- **DIRECTIONS**
Reproduce the records below with every occurrence of "Frequency (kHz)" renamed to "Frequency [kHz]" and all other text left unchanged. Omit the pictures from your answer.
▽
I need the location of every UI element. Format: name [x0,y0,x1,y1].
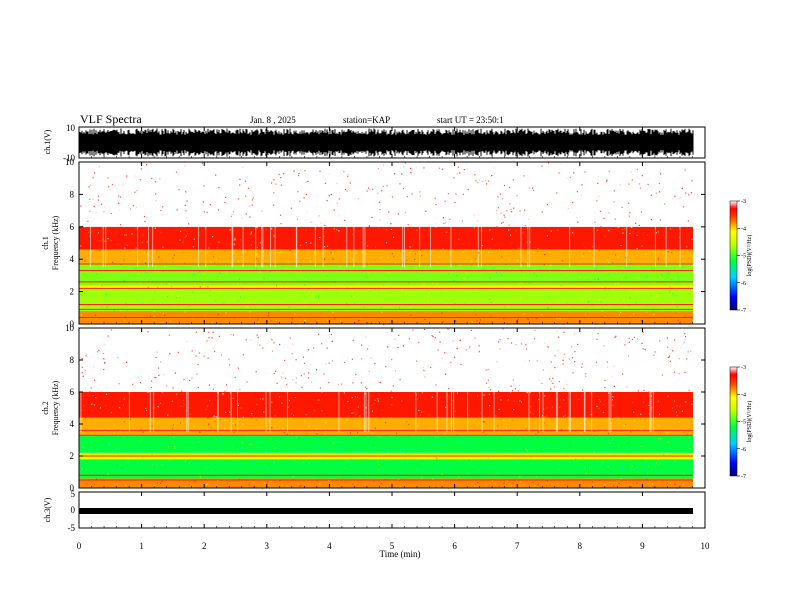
ch2-colorbar-gradient [729,366,738,477]
x-tick-label-1: 1 [139,541,144,551]
cb2-tick--3: -3 [741,365,746,371]
p3-data-speckle [79,328,695,490]
x-tick-label-4: 4 [327,541,332,551]
p3-data-vertical-streaks [80,328,654,432]
cb2-tick--7: -7 [741,474,746,480]
p2-data-ytick-8: 8 [70,189,75,199]
ch1-spectrogram-ylabel-frequency: Frequency (kHz) [51,215,60,270]
ch3-waveform-panel: 5 0 -5 ch.3(V) [43,489,706,533]
p2-data-ytick-0: 0 [70,319,75,329]
p3-data-ytick-2: 2 [70,451,75,461]
p2-data-band-3 [79,264,693,286]
ch3-ytick-5: 5 [71,489,76,499]
p2-data-band-4 [79,249,693,265]
cb1-tick--5: -5 [741,254,746,260]
x-tick-label-6: 6 [452,541,457,551]
cb1-tick--3: -3 [741,199,746,205]
ch3-ytick-0: 0 [71,505,76,515]
x-tick-label-7: 7 [515,541,520,551]
ch1-colorbar-gradient [729,200,738,311]
p3-data-band-1 [79,459,693,479]
ch1-spectrogram-panel: 0 2 4 6 8 10 ch.1 Frequency (kHz) [41,157,706,329]
x-axis-label: Time (min) [380,549,421,559]
cb2-tick--5: -5 [741,420,746,426]
p2-data-band-2 [79,285,693,289]
p3-data-band-4 [79,417,693,436]
ch2-spectrogram-ylabel-channel: ch.2 [41,401,50,415]
cb1-tick--4: -4 [741,226,746,232]
p2-data-ytick-6: 6 [70,222,75,232]
x-tick-label-0: 0 [77,541,82,551]
x-tick-label-8: 8 [578,541,583,551]
p2-data-band-5 [79,226,693,250]
p3-data-ytick-8: 8 [70,355,75,365]
cb2-label: log(PSD)(V²/Hz) [746,401,753,442]
ch1-waveform-trace [78,128,694,157]
p3-data-ytick-10: 10 [65,323,75,333]
x-tick-label-10: 10 [701,541,711,551]
header-station: station=KAP [343,115,390,125]
figure-title: VLF Spectra [80,112,142,126]
header-date: Jan. 8 , 2025 [250,115,296,125]
ch2-spectrogram-panel: 0 2 4 6 8 10 ch.2 Frequency (kHz) [41,323,706,493]
ch1-ytick-bottom: -10 [63,153,75,163]
x-tick-label-9: 9 [640,541,645,551]
ch1-colorbar: -3 -4 -5 -6 -7 log(PSD)(V²/Hz) [729,199,753,314]
x-tick-label-3: 3 [265,541,270,551]
p2-data-vertical-streaks [90,162,681,268]
ch3-ytick-neg5: -5 [68,523,76,533]
ch2-colorbar: -3 -4 -5 -6 -7 log(PSD)(V²/Hz) [729,365,753,480]
ch1-spectrogram-ylabel-channel: ch.1 [41,236,50,250]
p3-data-band-6 [79,328,693,392]
cb1-label: log(PSD)(V²/Hz) [746,235,753,276]
ch2-spectrogram-ylabel-frequency: Frequency (kHz) [51,380,60,435]
p3-data-ytick-0: 0 [70,483,75,493]
ch1-waveform-ylabel: ch.1(V) [43,129,52,154]
ch1-waveform-panel: 10 -10 ch.1(V) [43,123,706,163]
x-tick-label-5: 5 [390,541,395,551]
p2-data-speckle [79,162,693,326]
cb2-tick--4: -4 [741,392,746,398]
p2-data-band-6 [79,162,693,227]
cb1-tick--7: -7 [741,308,746,314]
x-tick-label-2: 2 [202,541,207,551]
p3-data-ytick-4: 4 [70,419,75,429]
cb1-tick--6: -6 [741,281,746,287]
p3-data-band-5 [79,392,693,418]
p2-data-ytick-10: 10 [65,157,75,167]
x-axis-ticks: 0 1 2 3 4 5 6 7 8 9 10 [77,127,710,551]
p2-data-ytick-2: 2 [70,287,75,297]
header-start-ut: start UT = 23:50:1 [437,115,504,125]
p2-data-band-1 [79,288,693,312]
ch3-waveform-ylabel: ch.3(V) [43,497,52,522]
cb2-tick--6: -6 [741,447,746,453]
p3-data-band-0 [79,478,693,488]
p2-data-ytick-4: 4 [70,254,75,264]
ch1-ytick-top: 10 [66,123,76,133]
p3-data-ytick-6: 6 [70,387,75,397]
△
- **WRITTEN RESPONSE**
I need the location of every UI element. Format: name [x0,y0,x1,y1].
ch2-colorbar-gradient [729,366,738,477]
x-tick-label-1: 1 [139,541,144,551]
cb2-tick--3: -3 [741,365,746,371]
p3-data-speckle [79,328,695,490]
x-tick-label-4: 4 [327,541,332,551]
p3-data-vertical-streaks [80,328,654,432]
cb2-tick--7: -7 [741,474,746,480]
p2-data-ytick-8: 8 [70,189,75,199]
ch1-spectrogram-ylabel-frequency: Frequency [kHz] [51,215,60,270]
ch3-waveform-panel: 5 0 -5 ch.3(V) [43,489,706,533]
p2-data-ytick-0: 0 [70,319,75,329]
p3-data-ytick-2: 2 [70,451,75,461]
p2-data-band-3 [79,264,693,286]
ch3-ytick-5: 5 [71,489,76,499]
p2-data-band-4 [79,249,693,265]
cb1-tick--5: -5 [741,254,746,260]
x-tick-label-6: 6 [452,541,457,551]
cb1-tick--3: -3 [741,199,746,205]
ch3-ytick-0: 0 [71,505,76,515]
x-tick-label-7: 7 [515,541,520,551]
ch1-colorbar-gradient [729,200,738,311]
p3-data-band-1 [79,459,693,479]
ch1-spectrogram-panel: 0 2 4 6 8 10 ch.1 Frequency [kHz] [41,157,706,329]
x-axis-label: Time (min) [380,549,421,559]
cb2-tick--5: -5 [741,420,746,426]
p2-data-band-2 [79,285,693,289]
p3-data-band-4 [79,417,693,436]
ch2-spectrogram-ylabel-channel: ch.2 [41,401,50,415]
cb1-tick--4: -4 [741,226,746,232]
p2-data-ytick-6: 6 [70,222,75,232]
x-tick-label-0: 0 [77,541,82,551]
x-tick-label-8: 8 [578,541,583,551]
p2-data-band-5 [79,226,693,250]
p3-data-ytick-8: 8 [70,355,75,365]
cb2-label: log(PSD)(V²/Hz) [746,401,753,442]
ch1-waveform-trace [78,128,694,157]
p3-data-ytick-10: 10 [65,323,75,333]
x-tick-label-10: 10 [701,541,711,551]
header-station: station=KAP [343,115,390,125]
figure-title: VLF Spectra [80,112,142,126]
header-date: Jan. 8 , 2025 [250,115,296,125]
ch2-spectrogram-panel: 0 2 4 6 8 10 ch.2 Frequency [kHz] [41,323,706,493]
ch1-ytick-bottom: -10 [63,153,75,163]
x-tick-label-9: 9 [640,541,645,551]
ch1-colorbar: -3 -4 -5 -6 -7 log(PSD)(V²/Hz) [729,199,753,314]
x-tick-label-3: 3 [265,541,270,551]
p2-data-vertical-streaks [90,162,681,268]
ch3-ytick-neg5: -5 [68,523,76,533]
ch2-colorbar: -3 -4 -5 -6 -7 log(PSD)(V²/Hz) [729,365,753,480]
ch1-spectrogram-ylabel-channel: ch.1 [41,236,50,250]
p3-data-band-6 [79,328,693,392]
cb1-label: log(PSD)(V²/Hz) [746,235,753,276]
ch2-spectrogram-ylabel-frequency: Frequency [kHz] [51,380,60,435]
p3-data-ytick-0: 0 [70,483,75,493]
ch1-waveform-ylabel: ch.1(V) [43,129,52,154]
ch1-waveform-panel: 10 -10 ch.1(V) [43,123,706,163]
x-tick-label-5: 5 [390,541,395,551]
p2-data-speckle [79,162,693,326]
cb2-tick--4: -4 [741,392,746,398]
p2-data-band-6 [79,162,693,227]
cb1-tick--7: -7 [741,308,746,314]
x-tick-label-2: 2 [202,541,207,551]
p3-data-ytick-4: 4 [70,419,75,429]
cb1-tick--6: -6 [741,281,746,287]
p3-data-band-5 [79,392,693,418]
p2-data-ytick-10: 10 [65,157,75,167]
x-axis-ticks: 0 1 2 3 4 5 6 7 8 9 10 [77,127,710,551]
p2-data-ytick-2: 2 [70,287,75,297]
header-start-ut: start UT = 23:50:1 [437,115,504,125]
p2-data-band-1 [79,288,693,312]
ch3-waveform-ylabel: ch.3(V) [43,497,52,522]
cb2-tick--6: -6 [741,447,746,453]
p3-data-band-0 [79,478,693,488]
p2-data-ytick-4: 4 [70,254,75,264]
ch1-ytick-top: 10 [66,123,76,133]
p3-data-ytick-6: 6 [70,387,75,397]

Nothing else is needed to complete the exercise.